Pump housing 602 includes a liquid chamber 604. In some embodiments liquid chamber 604 is cylindrical, and in some embodiments liquid chamber 604 is partially cylindrical. Located at least partially within liquid chamber 604 is a sleeve 632. Housing 602 includes an annular projection 610 at one end of the liquid chamber 604. Sleeve 632 is secured to annular projecting member 610 by collar 611 located on sleeve 632. Sleeve 632 may be connected to housing 602 by any means, such as for example, an adhesive, a weld, a press-fit connection or the like. Collar 611 includes an aperture 612.
A piston 640 includes a shaft 641 that projects through aperture 612. Piston 640 is slideable in a reciprocating manner within sleeve 632. Piston 640 includes a piston head having a double wiper seal 644 located at the distal end. Movement of piston 640 causes the volume of liquid chamber 604 to expand and contract. Double wiper seal 644 may be any type of sealing member such as, for example, an o-ring, a single wiper seal or the like. Housing 602 includes a projecting member 606 that contacts an end 607 of piston 640 to stop movement of piston 640 when it reaches the end of its stroke. In some embodiments, piston 640 is movable in a direction that is normal to the fluid output of pump 601.
+++
* PROBLEMS:
1. In the pump housing description, do these statements agree with the text? (a) Collar 611 secures sleeve 632 to annular projection 610. (b) The double wiper seal 644 sits at the proximal end of the piston head. (c) Projecting member 606 stops piston 640 at the end of its stroke by contacting end 607. Answer yes or no for each and quote the deciding words.
2. Could you carry the pump housing description forward from its last sentence?
+++
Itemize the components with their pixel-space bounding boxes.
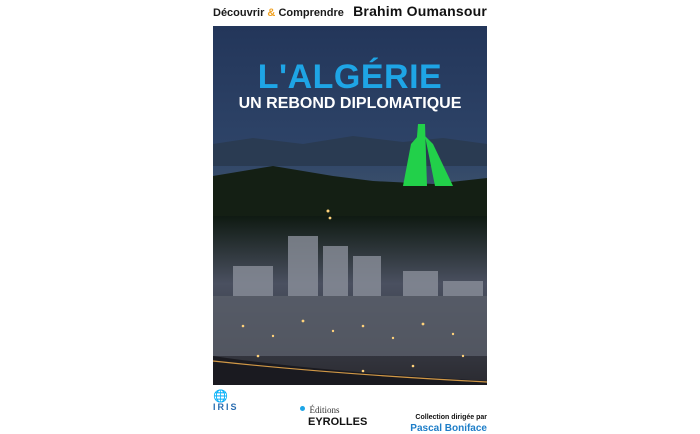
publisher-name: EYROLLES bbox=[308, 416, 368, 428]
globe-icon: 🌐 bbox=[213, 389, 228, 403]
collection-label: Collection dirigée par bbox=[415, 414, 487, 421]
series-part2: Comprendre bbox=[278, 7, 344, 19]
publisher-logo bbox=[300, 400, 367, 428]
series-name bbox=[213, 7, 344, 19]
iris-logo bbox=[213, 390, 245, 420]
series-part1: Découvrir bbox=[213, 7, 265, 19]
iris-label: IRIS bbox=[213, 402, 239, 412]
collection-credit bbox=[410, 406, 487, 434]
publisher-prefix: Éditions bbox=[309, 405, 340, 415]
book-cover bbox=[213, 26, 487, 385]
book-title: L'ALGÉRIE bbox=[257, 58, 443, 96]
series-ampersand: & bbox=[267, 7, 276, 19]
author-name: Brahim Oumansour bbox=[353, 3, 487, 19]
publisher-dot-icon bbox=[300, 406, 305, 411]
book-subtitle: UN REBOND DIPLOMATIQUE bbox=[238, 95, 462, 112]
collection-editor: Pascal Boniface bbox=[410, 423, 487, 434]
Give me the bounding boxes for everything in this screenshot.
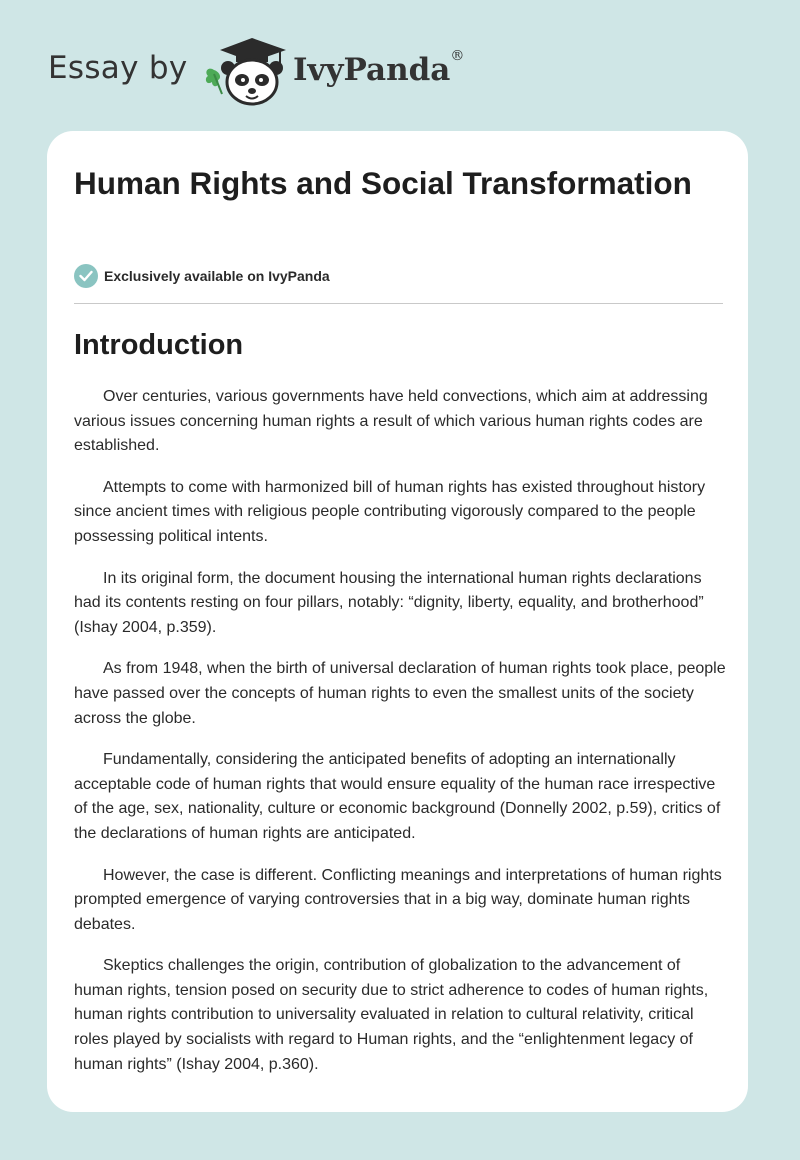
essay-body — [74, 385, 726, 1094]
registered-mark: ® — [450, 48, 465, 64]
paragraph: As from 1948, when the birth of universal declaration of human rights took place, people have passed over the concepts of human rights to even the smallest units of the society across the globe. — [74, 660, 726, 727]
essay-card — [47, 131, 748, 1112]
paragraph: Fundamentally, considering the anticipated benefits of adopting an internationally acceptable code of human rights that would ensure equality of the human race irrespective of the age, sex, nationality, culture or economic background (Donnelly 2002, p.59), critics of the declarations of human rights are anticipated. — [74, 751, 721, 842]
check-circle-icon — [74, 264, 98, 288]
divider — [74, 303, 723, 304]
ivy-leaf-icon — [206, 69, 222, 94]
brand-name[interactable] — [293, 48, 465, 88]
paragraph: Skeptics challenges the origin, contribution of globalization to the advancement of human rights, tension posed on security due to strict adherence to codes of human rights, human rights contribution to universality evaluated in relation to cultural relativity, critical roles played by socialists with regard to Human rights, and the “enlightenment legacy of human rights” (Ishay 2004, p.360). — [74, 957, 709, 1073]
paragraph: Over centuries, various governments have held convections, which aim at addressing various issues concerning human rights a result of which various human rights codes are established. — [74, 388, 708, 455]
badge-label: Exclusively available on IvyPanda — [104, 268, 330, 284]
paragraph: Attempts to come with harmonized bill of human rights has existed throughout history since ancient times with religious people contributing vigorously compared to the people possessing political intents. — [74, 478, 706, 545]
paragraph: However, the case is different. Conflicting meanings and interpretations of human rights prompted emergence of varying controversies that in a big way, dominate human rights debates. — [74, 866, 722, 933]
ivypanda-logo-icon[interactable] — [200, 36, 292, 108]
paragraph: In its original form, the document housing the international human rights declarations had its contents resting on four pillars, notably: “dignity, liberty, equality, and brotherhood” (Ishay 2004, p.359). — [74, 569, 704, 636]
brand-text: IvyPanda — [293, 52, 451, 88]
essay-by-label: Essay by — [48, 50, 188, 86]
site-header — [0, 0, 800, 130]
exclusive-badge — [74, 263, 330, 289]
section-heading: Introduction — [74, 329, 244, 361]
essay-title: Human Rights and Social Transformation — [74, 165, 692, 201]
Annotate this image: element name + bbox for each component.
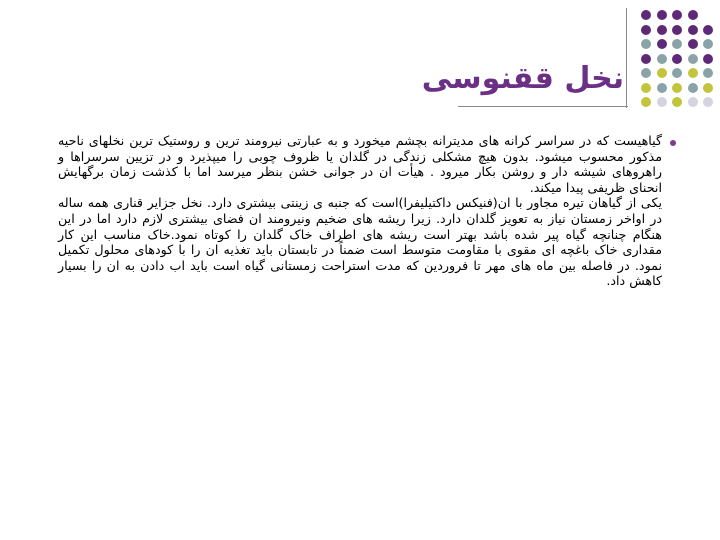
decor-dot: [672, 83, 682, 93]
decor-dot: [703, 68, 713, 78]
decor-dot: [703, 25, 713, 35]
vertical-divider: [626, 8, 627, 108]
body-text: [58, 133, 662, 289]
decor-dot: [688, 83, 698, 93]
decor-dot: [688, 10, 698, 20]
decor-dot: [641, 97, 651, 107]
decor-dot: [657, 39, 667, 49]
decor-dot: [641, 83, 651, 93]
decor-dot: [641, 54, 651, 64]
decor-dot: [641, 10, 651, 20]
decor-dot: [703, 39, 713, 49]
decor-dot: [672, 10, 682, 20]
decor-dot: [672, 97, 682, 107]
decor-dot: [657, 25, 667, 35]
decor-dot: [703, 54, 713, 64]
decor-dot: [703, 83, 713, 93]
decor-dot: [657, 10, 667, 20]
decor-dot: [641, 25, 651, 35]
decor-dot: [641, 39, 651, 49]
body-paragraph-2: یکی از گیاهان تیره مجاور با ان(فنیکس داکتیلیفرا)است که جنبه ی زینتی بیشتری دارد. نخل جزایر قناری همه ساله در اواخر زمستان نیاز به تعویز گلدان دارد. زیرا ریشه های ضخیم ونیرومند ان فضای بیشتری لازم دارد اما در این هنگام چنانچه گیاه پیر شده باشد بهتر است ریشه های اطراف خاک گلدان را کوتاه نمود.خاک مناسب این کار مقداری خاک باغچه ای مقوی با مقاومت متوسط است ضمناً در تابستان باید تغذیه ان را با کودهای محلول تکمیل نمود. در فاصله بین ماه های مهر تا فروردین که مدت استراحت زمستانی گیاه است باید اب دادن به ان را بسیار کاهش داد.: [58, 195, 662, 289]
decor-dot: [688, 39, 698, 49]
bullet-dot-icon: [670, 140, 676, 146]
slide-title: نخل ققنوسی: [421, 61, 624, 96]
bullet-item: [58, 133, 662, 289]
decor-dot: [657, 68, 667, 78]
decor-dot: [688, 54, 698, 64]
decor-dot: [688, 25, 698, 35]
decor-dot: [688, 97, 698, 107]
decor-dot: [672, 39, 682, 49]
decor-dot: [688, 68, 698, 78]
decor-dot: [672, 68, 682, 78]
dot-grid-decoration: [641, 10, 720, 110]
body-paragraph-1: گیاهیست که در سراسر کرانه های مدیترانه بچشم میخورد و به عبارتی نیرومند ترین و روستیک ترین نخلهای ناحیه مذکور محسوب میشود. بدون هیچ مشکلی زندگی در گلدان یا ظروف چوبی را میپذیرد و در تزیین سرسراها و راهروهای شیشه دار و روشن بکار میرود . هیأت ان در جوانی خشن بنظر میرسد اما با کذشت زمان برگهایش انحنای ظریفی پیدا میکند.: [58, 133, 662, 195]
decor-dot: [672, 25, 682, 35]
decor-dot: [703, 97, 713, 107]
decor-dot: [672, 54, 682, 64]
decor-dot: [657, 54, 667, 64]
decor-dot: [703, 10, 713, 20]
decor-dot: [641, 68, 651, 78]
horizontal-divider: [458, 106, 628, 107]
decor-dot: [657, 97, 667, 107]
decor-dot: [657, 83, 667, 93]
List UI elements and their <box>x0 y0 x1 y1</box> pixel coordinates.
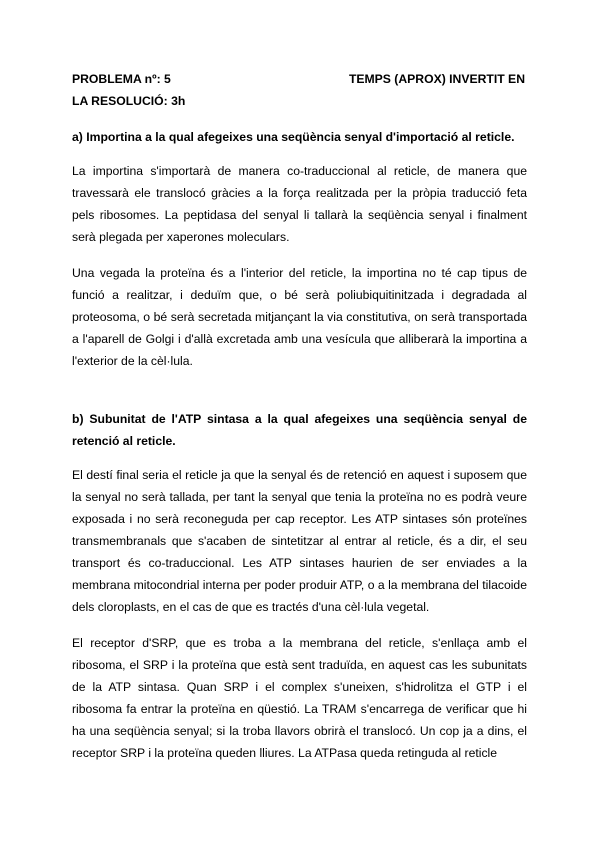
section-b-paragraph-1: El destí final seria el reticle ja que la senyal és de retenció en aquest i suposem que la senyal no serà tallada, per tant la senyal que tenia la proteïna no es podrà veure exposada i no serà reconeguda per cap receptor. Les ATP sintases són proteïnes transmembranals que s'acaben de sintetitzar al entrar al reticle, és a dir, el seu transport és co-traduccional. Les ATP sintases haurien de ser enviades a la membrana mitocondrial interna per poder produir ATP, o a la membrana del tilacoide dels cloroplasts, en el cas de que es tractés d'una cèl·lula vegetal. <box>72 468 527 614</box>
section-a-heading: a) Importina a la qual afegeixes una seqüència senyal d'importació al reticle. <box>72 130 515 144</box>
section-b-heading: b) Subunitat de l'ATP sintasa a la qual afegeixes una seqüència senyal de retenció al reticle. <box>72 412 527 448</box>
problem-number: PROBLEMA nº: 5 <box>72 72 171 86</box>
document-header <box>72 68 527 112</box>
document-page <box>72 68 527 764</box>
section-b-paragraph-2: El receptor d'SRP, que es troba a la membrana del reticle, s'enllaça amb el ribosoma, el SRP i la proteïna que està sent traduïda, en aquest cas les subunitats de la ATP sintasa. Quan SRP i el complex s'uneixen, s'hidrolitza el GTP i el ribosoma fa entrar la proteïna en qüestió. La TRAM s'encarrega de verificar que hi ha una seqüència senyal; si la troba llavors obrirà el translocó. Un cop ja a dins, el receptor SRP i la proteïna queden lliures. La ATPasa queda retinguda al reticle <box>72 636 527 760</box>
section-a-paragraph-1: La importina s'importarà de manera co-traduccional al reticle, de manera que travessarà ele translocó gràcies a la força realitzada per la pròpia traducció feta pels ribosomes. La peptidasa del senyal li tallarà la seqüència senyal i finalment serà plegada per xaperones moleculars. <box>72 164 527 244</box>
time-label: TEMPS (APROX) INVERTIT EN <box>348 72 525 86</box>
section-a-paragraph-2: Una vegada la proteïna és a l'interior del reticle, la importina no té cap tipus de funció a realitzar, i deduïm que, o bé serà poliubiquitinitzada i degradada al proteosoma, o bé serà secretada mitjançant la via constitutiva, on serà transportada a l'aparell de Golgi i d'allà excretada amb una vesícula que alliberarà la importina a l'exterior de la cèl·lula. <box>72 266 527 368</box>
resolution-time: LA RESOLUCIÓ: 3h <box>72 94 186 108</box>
+++
* ANSWERS TO EACH TASK:
1.
(a) Yes: "Sleeve 632 is secured to annular projecting member 610 by collar 611 located on sleeve 632."
(b) No: "Piston 640 includes a piston head having a double wiper seal 644 located at the distal end."
(c) Yes: "Housing 602 includes a projecting member 606 that contacts an end 607 of piston 640 to stop movement of piston 640 when it reaches the end of its stroke."

2.
In addition, piston 640 includes a second piston head and sealing member 642 located at the proximal end. Second sealing member 642 engages the inside of the air compressor housing 630. The term “air compressor” may be used interchangeably herein with the term “air pump.” In one embodiment, air compressor housing 630 and sleeve 632 are formed as one piece. Movement of piston head 642 expands and contracts air chamber 643. Air chamber 643 includes an air outlet 636, which is also an air inlet to mixing chamber 696. In one embodiment, air outlet 636 is integrally formed with both sleeve 632 and air compressor housing 630. In some embodiments, a one-way air inlet valve (not shown) is used to allow air to enter air chamber 636 to recharge the air chamber 636.
A liquid inlet passageway 650 is formed between sleeve 632 and the wall of liquid chamber 604. The inlet passageway 650 may extend entirely around sleeve 632 or may be enclosed by one or more rib projections (not shown) that cause liquid in inlet passageway 650 to flow through passage 650 and passage 652 into the interior of sleeve 632. Outlet passages 654, 656 also exist between sleeve 632 and liquid chamber 604. Outlet passageway 656 may extend entirely around sleeve 632 or may be enclosed by one or more rib projections (not shown) that cause liquid to flow through passageways 654, 656 from the interior of sleeve 632. In some embodiments, passageway 654 and passageway 650 may be connected to form a common passageway.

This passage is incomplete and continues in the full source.